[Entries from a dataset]
__________________________________________________
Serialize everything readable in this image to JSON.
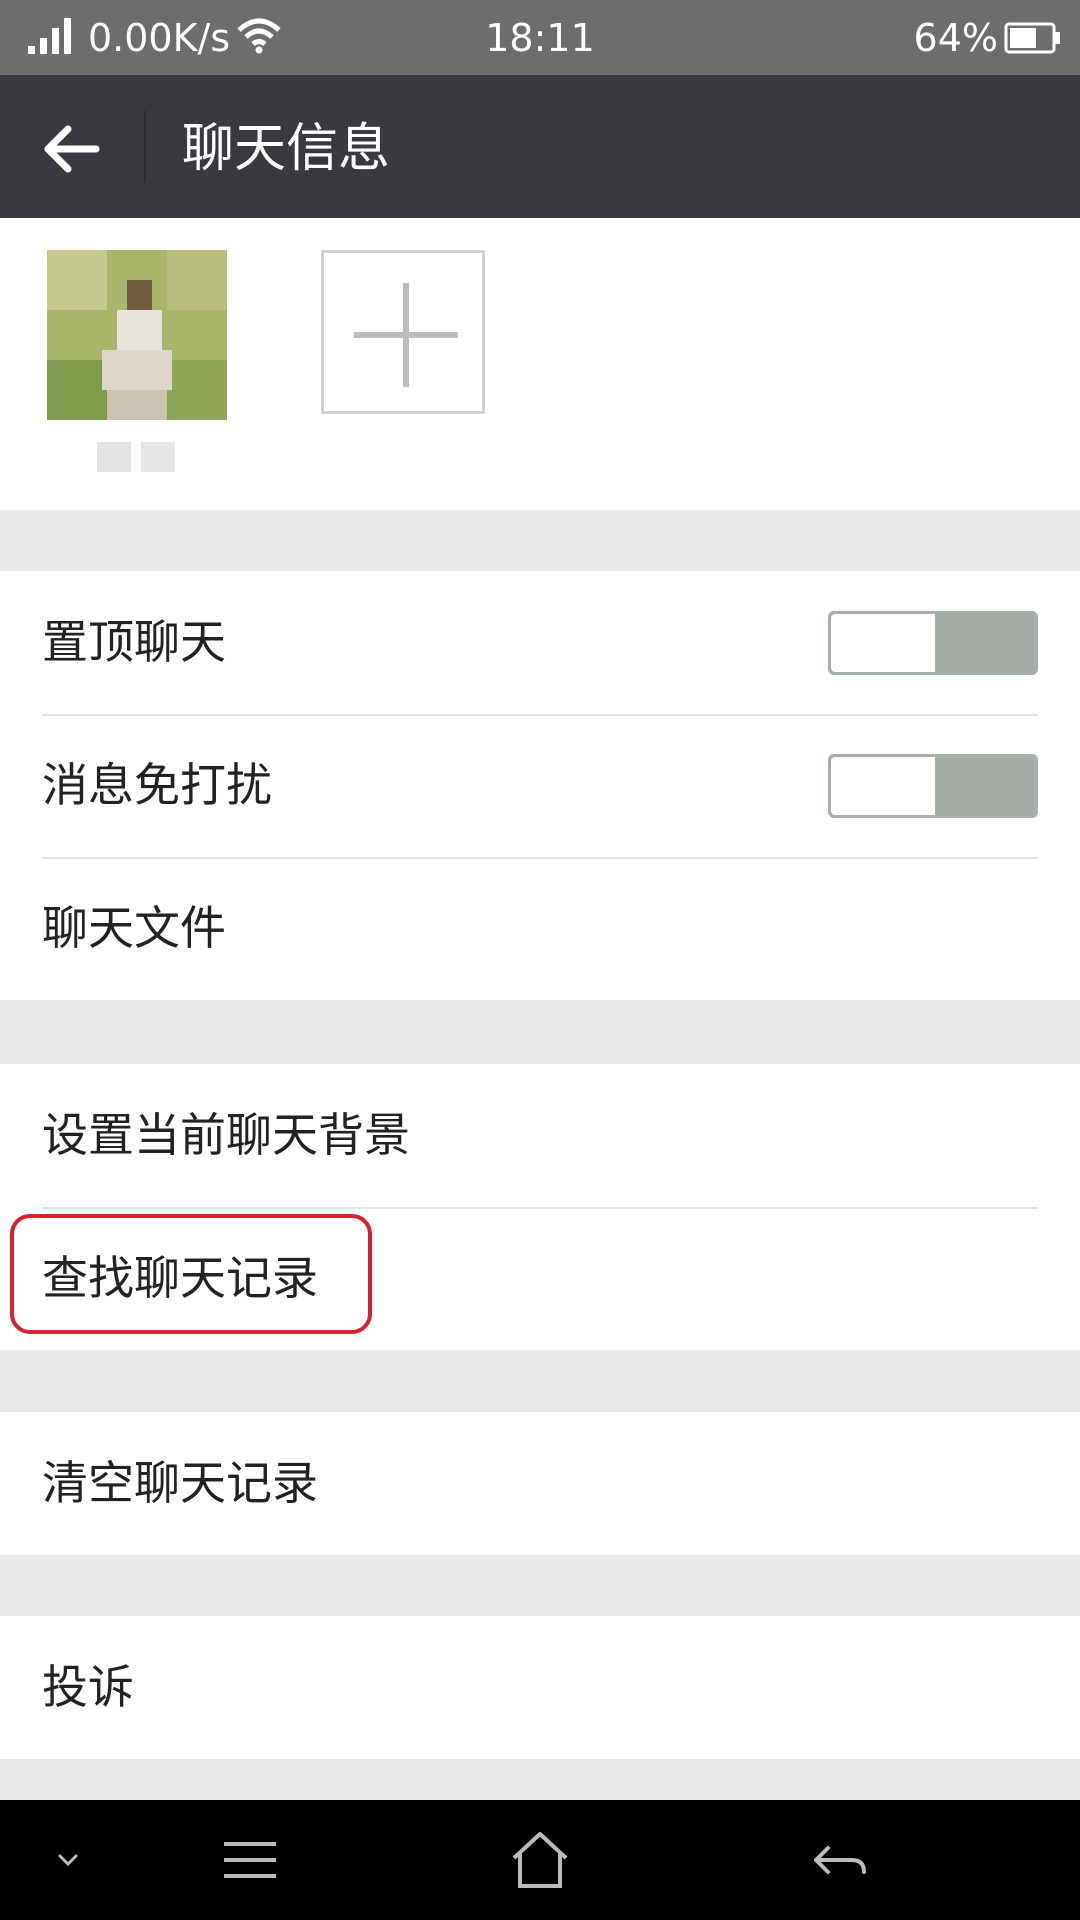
{
  "status_bar": {
    "network_speed": "0.00K/s",
    "time": "18:11",
    "battery": "64%",
    "icons": [
      "signal-icon",
      "wifi-icon",
      "battery-icon"
    ]
  },
  "header": {
    "title": "聊天信息",
    "back_icon": "back-arrow-icon"
  },
  "members": {
    "add_icon": "plus-icon"
  },
  "settings": {
    "pin_chat": {
      "label": "置顶聊天",
      "on": false
    },
    "mute": {
      "label": "消息免打扰",
      "on": false
    },
    "chat_files": "聊天文件",
    "set_background": "设置当前聊天背景",
    "search_history": "查找聊天记录",
    "clear_history": "清空聊天记录",
    "report": "投诉"
  },
  "nav_bar": {
    "icons": [
      "chevron-down-icon",
      "menu-icon",
      "home-icon",
      "return-icon"
    ]
  },
  "colors": {
    "title_bar": "#393a3f",
    "status_bar": "#6d6d6d",
    "page_bg": "#e9e9e9",
    "highlight": "#d6222d",
    "toggle_off": "#a5aca5"
  }
}
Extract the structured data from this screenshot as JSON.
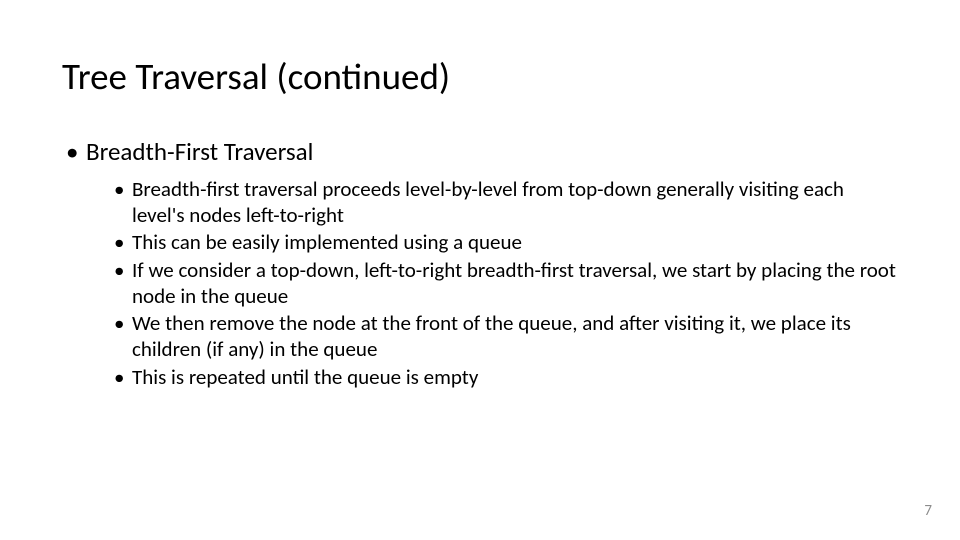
{
  "title": "Tree Traversal (continued)",
  "heading": "Breadth-First Traversal",
  "bullets": [
    "Breadth-first traversal proceeds level-by-level from top-down generally visiting each level's nodes left-to-right",
    "This can be easily implemented using a queue",
    "If we consider a top-down, left-to-right breadth-first traversal, we start by placing the root node in the queue",
    "We then remove the node at the front of the queue, and after visiting it, we place its children (if any) in the queue",
    "This is repeated until the queue is empty"
  ],
  "page_number": "7"
}
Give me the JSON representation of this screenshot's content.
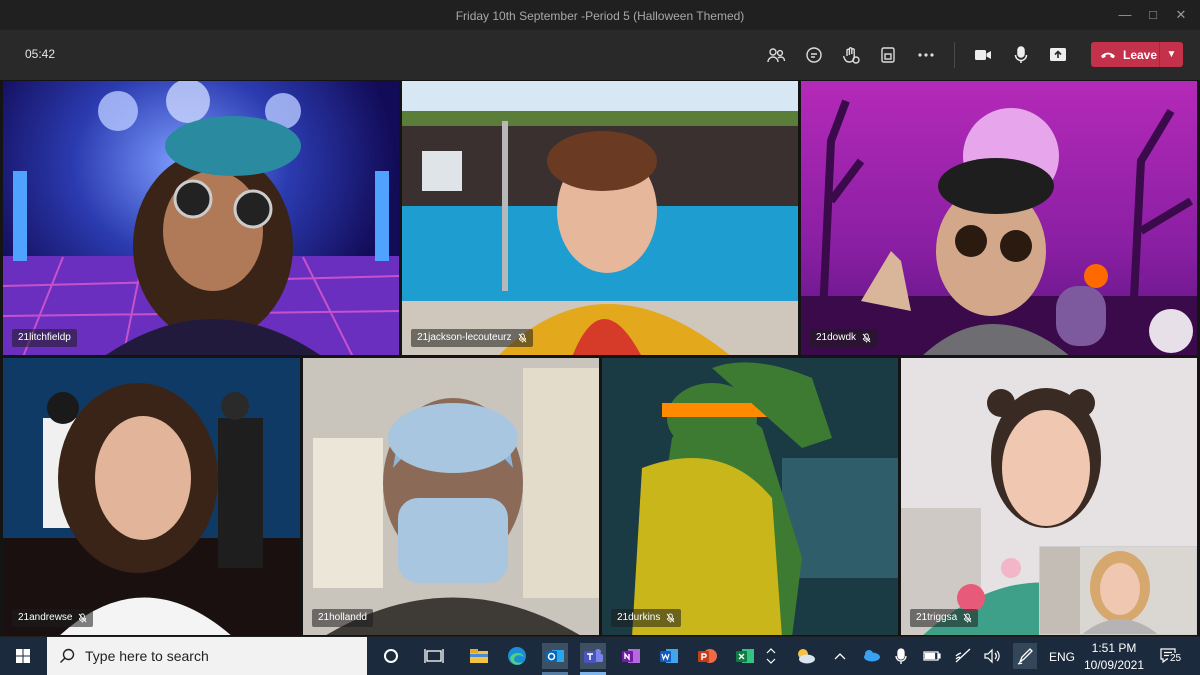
{
  "window": {
    "title": "Friday 10th September -Period 5 (Halloween Themed)"
  },
  "toolbar": {
    "timer": "05:42",
    "leave_label": "Leave",
    "accent": "#c4314b"
  },
  "participants": [
    {
      "name": "21litchfieldp"
    },
    {
      "name": "21jackson-lecouteurz"
    },
    {
      "name": "21dowdk"
    },
    {
      "name": "21andrewse"
    },
    {
      "name": "21hollandd"
    },
    {
      "name": "21durkins"
    },
    {
      "name": "21triggsa"
    }
  ],
  "taskbar": {
    "search_placeholder": "Type here to search",
    "language": "ENG",
    "time": "1:51 PM",
    "date": "10/09/2021",
    "notifications": "25",
    "apps": [
      "file-explorer-icon",
      "edge-icon",
      "outlook-icon",
      "teams-icon",
      "onenote-icon",
      "word-icon",
      "powerpoint-icon",
      "excel-icon"
    ]
  }
}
__________________________________________________
**YOUR OBJECTIVE**
Working from the entries above, return all lines that contain "visiting".

**RESPONSE**
    "Breadth-first traversal proceeds level-by-level from top-down generally visiting each level's nodes left-to-right",
    "We then remove the node at the front of the queue, and after visiting it, we place its children (if any) in the queue",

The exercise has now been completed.